Task details>
Pick out each line with the word "lines" from the material that follows.

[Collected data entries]

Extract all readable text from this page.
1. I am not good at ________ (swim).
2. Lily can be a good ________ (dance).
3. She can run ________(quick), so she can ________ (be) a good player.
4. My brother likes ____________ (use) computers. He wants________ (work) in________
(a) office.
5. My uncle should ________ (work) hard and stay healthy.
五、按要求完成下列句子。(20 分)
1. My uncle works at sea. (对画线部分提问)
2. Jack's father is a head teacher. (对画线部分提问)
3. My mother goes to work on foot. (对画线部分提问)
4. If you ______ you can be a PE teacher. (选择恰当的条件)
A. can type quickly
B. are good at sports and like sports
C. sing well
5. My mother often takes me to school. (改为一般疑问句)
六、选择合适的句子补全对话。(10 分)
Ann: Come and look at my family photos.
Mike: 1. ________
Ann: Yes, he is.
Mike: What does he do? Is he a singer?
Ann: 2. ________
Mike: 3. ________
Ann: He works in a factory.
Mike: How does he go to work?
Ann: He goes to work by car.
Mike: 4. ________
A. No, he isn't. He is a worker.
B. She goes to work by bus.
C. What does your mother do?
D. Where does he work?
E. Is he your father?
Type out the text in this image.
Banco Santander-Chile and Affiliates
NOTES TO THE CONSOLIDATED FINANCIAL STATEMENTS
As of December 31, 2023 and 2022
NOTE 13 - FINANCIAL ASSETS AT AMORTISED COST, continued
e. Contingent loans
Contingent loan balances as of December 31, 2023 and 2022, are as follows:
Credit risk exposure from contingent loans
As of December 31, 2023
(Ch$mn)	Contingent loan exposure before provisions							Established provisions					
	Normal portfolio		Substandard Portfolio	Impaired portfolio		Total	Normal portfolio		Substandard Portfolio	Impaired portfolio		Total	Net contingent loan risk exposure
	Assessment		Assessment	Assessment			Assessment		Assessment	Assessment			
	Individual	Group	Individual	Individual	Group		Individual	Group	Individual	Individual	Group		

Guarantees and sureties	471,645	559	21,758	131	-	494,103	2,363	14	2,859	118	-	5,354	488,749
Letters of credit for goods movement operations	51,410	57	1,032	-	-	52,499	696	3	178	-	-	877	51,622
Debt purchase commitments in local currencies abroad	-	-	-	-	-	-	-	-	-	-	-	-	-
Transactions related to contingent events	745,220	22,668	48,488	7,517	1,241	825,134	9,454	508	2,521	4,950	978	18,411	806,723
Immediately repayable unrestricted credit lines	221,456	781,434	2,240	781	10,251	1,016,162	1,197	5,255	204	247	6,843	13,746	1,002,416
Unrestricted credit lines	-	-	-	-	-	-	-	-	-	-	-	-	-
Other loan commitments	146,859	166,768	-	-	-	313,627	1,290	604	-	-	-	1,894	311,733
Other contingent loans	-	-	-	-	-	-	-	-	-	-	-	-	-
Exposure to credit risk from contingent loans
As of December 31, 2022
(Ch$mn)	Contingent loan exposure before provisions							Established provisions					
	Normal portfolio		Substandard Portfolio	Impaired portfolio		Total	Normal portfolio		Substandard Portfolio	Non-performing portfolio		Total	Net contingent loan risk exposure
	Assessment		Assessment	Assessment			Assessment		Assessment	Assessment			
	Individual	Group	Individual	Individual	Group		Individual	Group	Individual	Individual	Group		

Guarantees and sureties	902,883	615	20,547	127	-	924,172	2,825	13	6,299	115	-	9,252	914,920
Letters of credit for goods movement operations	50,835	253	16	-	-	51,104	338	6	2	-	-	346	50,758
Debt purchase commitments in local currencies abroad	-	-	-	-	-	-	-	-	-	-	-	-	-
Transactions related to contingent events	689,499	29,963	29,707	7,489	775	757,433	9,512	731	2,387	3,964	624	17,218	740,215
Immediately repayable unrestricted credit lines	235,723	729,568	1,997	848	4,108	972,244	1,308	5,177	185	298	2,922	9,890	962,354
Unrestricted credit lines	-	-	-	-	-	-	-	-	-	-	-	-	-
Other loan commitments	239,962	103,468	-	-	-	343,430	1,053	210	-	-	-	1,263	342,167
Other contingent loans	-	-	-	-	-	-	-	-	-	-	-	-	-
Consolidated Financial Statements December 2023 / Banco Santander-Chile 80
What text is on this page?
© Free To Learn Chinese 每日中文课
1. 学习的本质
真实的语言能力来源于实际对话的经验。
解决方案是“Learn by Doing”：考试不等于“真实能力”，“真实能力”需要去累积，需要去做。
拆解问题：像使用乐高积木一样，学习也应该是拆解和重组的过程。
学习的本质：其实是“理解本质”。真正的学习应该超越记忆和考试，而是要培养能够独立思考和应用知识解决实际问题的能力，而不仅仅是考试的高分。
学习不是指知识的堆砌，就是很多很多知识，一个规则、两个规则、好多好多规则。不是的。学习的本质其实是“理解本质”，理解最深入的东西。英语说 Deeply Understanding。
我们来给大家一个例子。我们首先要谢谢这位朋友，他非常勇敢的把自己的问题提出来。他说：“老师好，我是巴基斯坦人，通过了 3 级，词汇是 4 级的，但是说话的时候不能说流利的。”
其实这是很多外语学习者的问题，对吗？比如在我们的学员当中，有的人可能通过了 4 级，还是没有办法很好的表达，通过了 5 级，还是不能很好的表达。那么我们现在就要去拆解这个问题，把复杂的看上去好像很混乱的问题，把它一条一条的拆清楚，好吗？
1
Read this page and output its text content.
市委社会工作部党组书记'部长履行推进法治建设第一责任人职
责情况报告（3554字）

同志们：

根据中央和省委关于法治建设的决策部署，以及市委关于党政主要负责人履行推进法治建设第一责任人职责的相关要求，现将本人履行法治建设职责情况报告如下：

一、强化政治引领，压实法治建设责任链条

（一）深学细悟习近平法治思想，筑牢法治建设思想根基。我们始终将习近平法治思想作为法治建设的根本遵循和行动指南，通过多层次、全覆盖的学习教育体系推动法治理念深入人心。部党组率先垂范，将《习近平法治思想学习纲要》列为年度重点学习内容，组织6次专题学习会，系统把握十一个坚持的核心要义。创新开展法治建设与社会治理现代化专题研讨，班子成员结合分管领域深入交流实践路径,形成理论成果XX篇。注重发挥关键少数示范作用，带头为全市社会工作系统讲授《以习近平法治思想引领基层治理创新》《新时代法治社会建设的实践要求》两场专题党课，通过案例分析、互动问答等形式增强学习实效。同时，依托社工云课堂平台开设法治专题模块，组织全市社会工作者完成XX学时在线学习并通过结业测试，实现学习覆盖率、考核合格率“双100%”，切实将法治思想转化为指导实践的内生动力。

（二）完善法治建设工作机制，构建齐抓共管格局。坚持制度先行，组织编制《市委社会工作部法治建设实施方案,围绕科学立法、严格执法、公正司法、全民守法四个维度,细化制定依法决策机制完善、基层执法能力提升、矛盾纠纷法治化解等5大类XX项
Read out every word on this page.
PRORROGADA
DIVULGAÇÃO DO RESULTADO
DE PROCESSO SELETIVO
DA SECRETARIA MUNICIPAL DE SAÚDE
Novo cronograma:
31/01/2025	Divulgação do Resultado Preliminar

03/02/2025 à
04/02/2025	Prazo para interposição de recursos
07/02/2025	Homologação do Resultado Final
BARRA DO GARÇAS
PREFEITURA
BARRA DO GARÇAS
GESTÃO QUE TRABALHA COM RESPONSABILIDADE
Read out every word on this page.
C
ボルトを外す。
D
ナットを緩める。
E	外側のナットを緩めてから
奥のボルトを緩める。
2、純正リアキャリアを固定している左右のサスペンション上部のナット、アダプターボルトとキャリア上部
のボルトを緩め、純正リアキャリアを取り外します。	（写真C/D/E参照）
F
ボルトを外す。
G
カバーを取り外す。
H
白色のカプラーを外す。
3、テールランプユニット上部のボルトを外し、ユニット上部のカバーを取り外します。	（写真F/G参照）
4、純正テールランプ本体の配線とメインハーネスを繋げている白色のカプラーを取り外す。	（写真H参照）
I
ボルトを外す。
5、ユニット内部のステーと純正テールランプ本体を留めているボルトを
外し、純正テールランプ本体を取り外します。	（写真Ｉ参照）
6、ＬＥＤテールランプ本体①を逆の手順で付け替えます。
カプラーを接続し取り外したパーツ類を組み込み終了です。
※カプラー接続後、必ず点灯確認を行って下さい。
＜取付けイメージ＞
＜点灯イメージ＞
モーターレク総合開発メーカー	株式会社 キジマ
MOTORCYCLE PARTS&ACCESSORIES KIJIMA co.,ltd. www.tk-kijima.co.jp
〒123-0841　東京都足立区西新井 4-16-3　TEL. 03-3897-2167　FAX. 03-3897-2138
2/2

Solved exercise>
Immediately repayable unrestricted credit lines	221,456	781,434	2,240	781	10,251	1,016,162	1,197	5,255	204	247	6,843	13,746	1,002,416
Unrestricted credit lines	-	-	-	-	-	-	-	-	-	-	-	-	-
Immediately repayable unrestricted credit lines	235,723	729,568	1,997	848	4,108	972,244	1,308	5,177	185	298	2,922	9,890	962,354
Unrestricted credit lines	-	-	-	-	-	-	-	-	-	-	-	-	-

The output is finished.